» TASK REQUIREMENTS
State how many lines hold the word "British", with no other words.

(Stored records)
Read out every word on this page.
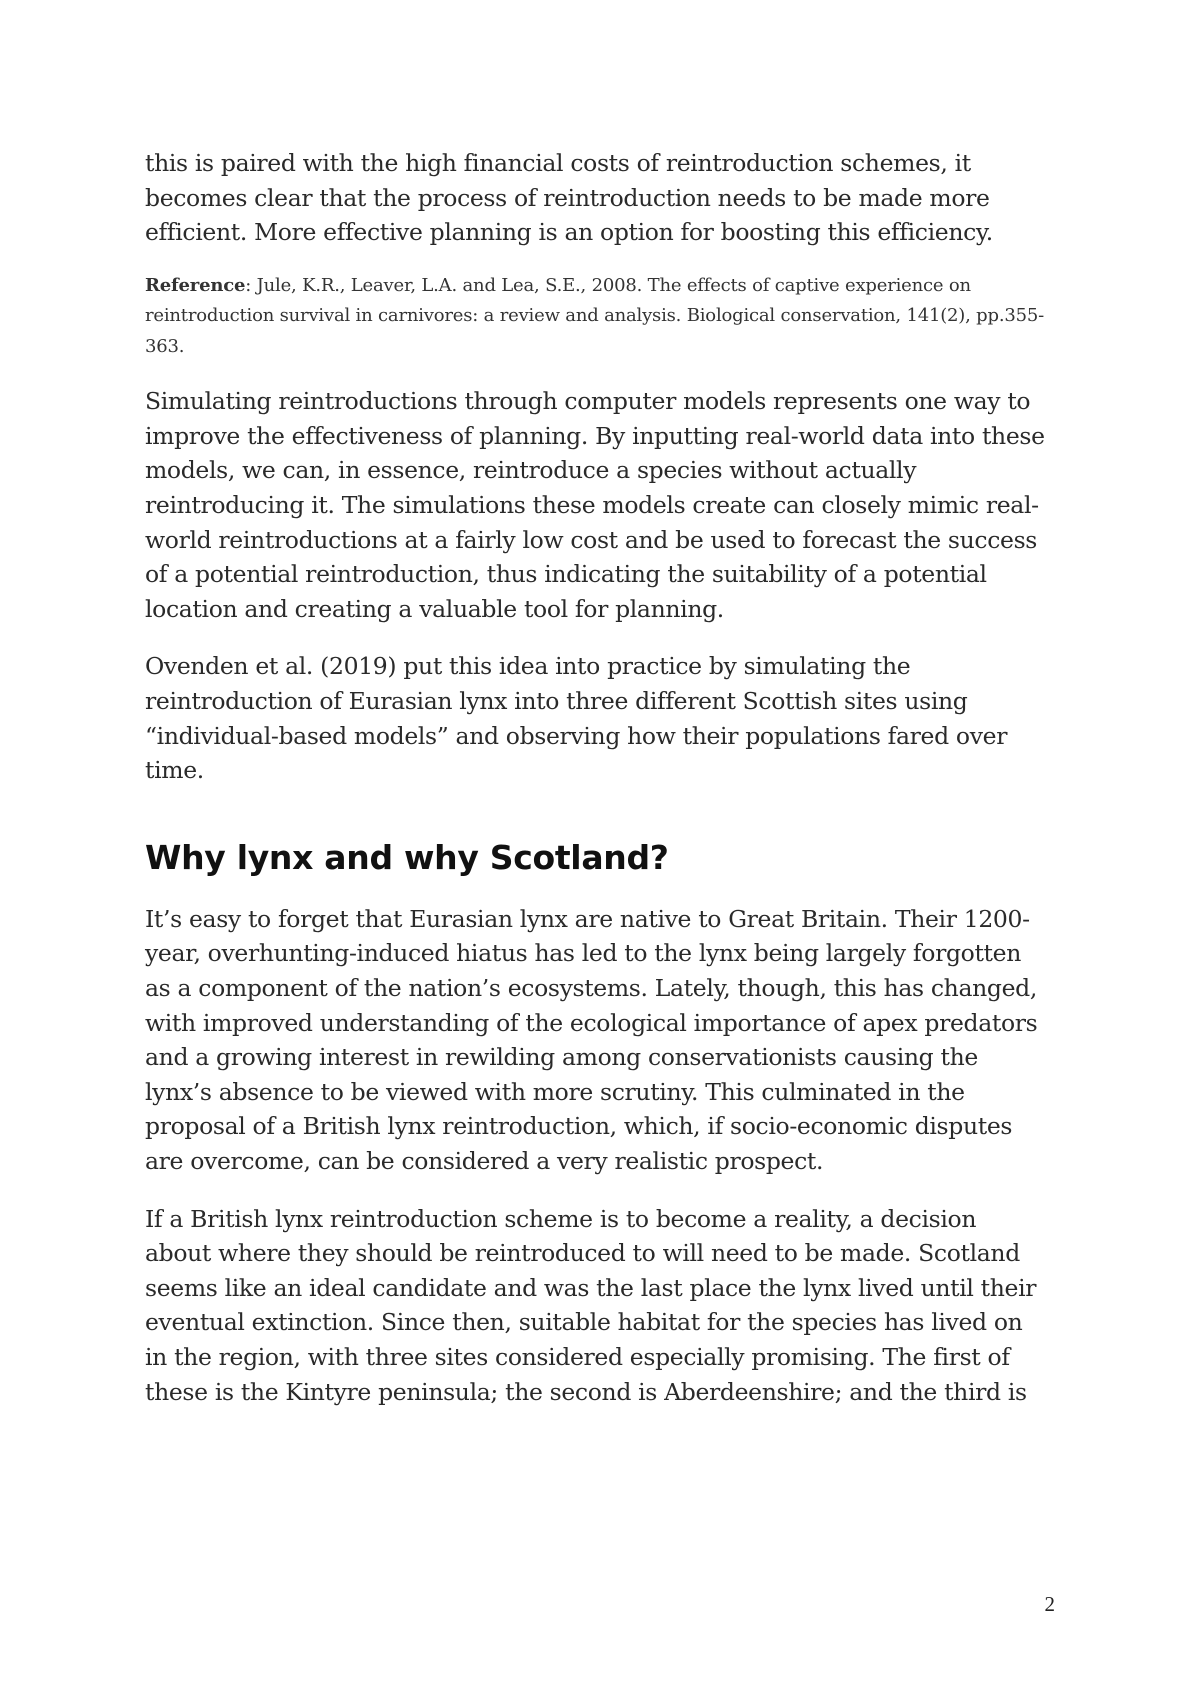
this is paired with the high financial costs of reintroduction schemes, it becomes clear that the process of reintroduction needs to be made more efficient. More effective planning is an option for boosting this efficiency.

Reference: Jule, K.R., Leaver, L.A. and Lea, S.E., 2008. The effects of captive experience on reintroduction survival in carnivores: a review and analysis. Biological conservation, 141(2), pp.355-363.

Simulating reintroductions through computer models represents one way to improve the effectiveness of planning. By inputting real-world data into these models, we can, in essence, reintroduce a species without actually reintroducing it. The simulations these models create can closely mimic real-world reintroductions at a fairly low cost and be used to forecast the success of a potential reintroduction, thus indicating the suitability of a potential location and creating a valuable tool for planning.

Ovenden et al. (2019) put this idea into practice by simulating the reintroduction of Eurasian lynx into three different Scottish sites using “individual-based models” and observing how their populations fared over time.

Why lynx and why Scotland?

It’s easy to forget that Eurasian lynx are native to Great Britain. Their 1200-year, overhunting-induced hiatus has led to the lynx being largely forgotten as a component of the nation’s ecosystems. Lately, though, this has changed, with improved understanding of the ecological importance of apex predators and a growing interest in rewilding among conservationists causing the lynx’s absence to be viewed with more scrutiny. This culminated in the proposal of a British lynx reintroduction, which, if socio-economic disputes are overcome, can be considered a very realistic prospect.

If a British lynx reintroduction scheme is to become a reality, a decision about where they should be reintroduced to will need to be made. Scotland seems like an ideal candidate and was the last place the lynx lived until their eventual extinction. Since then, suitable habitat for the species has lived on in the region, with three sites considered especially promising. The first of these is the Kintyre peninsula; the second is Aberdeenshire; and the third is

2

» WRITTEN RESPONSE
2